■ **Exercise**: Report only the number of lines in this material that include the string "heeft".

-- Material for the task start --

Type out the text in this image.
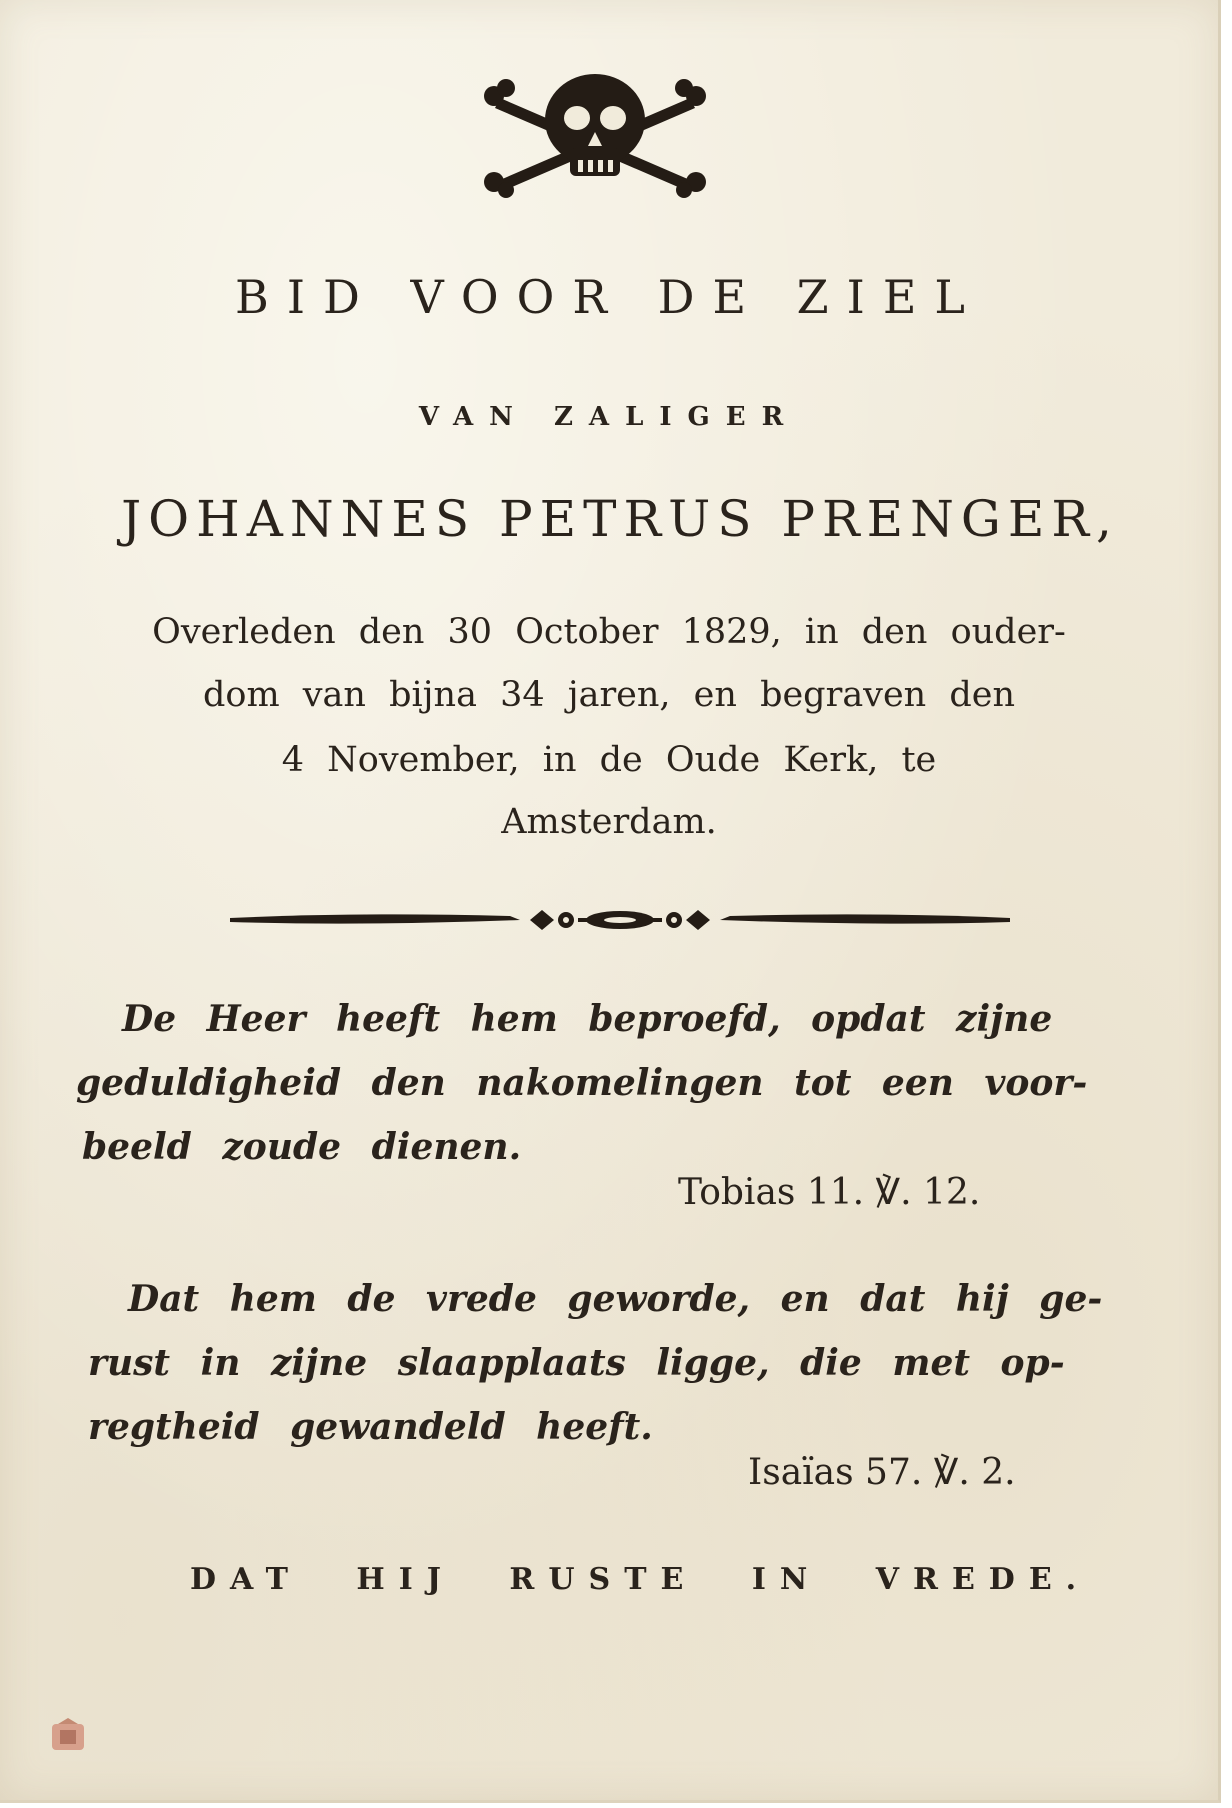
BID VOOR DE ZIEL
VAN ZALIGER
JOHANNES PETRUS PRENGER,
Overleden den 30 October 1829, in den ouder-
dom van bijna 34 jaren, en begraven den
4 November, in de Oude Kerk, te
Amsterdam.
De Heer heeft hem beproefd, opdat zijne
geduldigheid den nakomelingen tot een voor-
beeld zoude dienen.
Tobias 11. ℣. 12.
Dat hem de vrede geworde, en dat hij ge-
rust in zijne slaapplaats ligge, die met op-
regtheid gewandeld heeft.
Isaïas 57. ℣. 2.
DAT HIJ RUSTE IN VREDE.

-- Material for the task end --

■ **Expected answer**: 2